= SET EXERCISE =
Pull out every line with the word "agricultural" from the entries below.

= AVAILABLE DATA =

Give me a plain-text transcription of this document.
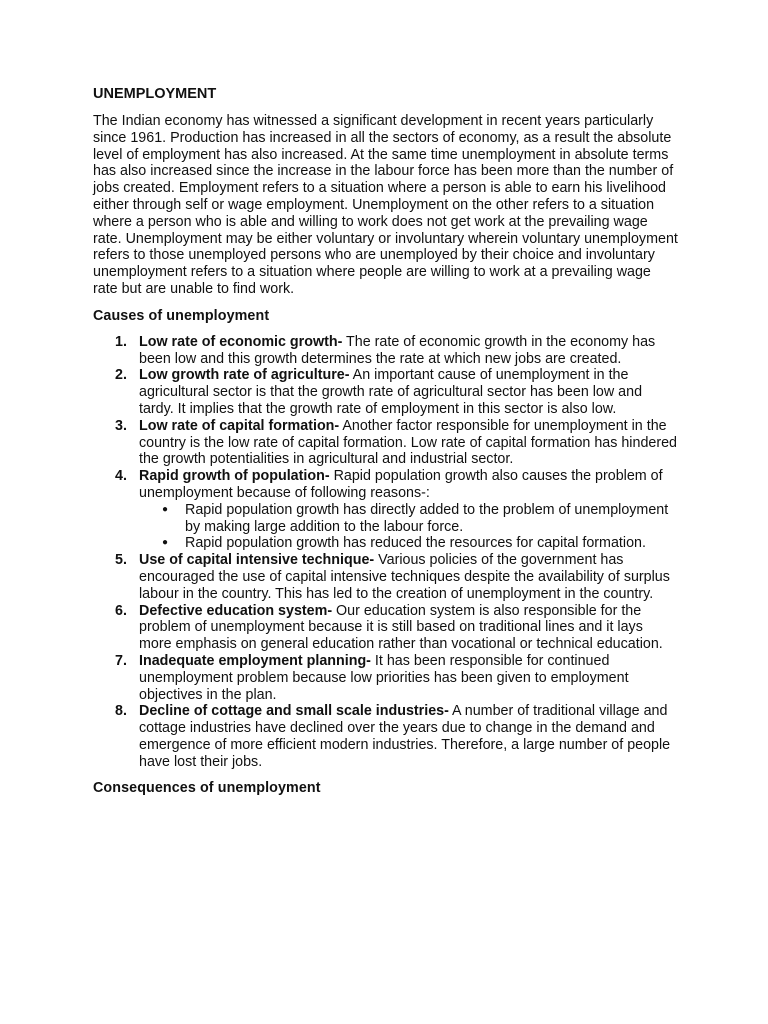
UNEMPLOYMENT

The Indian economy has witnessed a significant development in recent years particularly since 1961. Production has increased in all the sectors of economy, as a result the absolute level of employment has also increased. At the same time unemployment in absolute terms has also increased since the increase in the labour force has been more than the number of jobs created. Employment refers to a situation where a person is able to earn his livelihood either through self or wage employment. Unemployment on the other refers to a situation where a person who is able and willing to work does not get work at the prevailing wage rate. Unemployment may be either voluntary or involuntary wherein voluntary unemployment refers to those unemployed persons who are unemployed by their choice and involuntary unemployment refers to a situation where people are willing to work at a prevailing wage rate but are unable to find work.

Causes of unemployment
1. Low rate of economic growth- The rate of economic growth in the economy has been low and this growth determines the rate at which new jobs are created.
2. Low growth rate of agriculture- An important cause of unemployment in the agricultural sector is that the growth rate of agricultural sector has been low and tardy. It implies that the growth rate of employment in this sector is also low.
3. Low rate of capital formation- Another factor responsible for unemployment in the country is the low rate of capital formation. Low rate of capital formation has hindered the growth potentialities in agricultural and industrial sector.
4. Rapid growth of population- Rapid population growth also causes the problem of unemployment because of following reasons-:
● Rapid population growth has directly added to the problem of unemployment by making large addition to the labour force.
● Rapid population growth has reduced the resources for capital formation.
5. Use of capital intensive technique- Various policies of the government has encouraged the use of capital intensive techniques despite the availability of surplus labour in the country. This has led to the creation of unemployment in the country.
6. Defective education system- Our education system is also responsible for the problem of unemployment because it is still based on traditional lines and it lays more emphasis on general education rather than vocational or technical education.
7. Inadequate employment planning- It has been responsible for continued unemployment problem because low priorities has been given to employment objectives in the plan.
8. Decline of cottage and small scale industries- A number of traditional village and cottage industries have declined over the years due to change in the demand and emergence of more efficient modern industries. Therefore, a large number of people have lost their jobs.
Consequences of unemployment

= THE COMPLETED TASK =
2. Low growth rate of agriculture- An important cause of unemployment in the agricultural sector is that the growth rate of agricultural sector has been low and tardy. It implies that the growth rate of employment in this sector is also low.
3. Low rate of capital formation- Another factor responsible for unemployment in the country is the low rate of capital formation. Low rate of capital formation has hindered the growth potentialities in agricultural and industrial sector.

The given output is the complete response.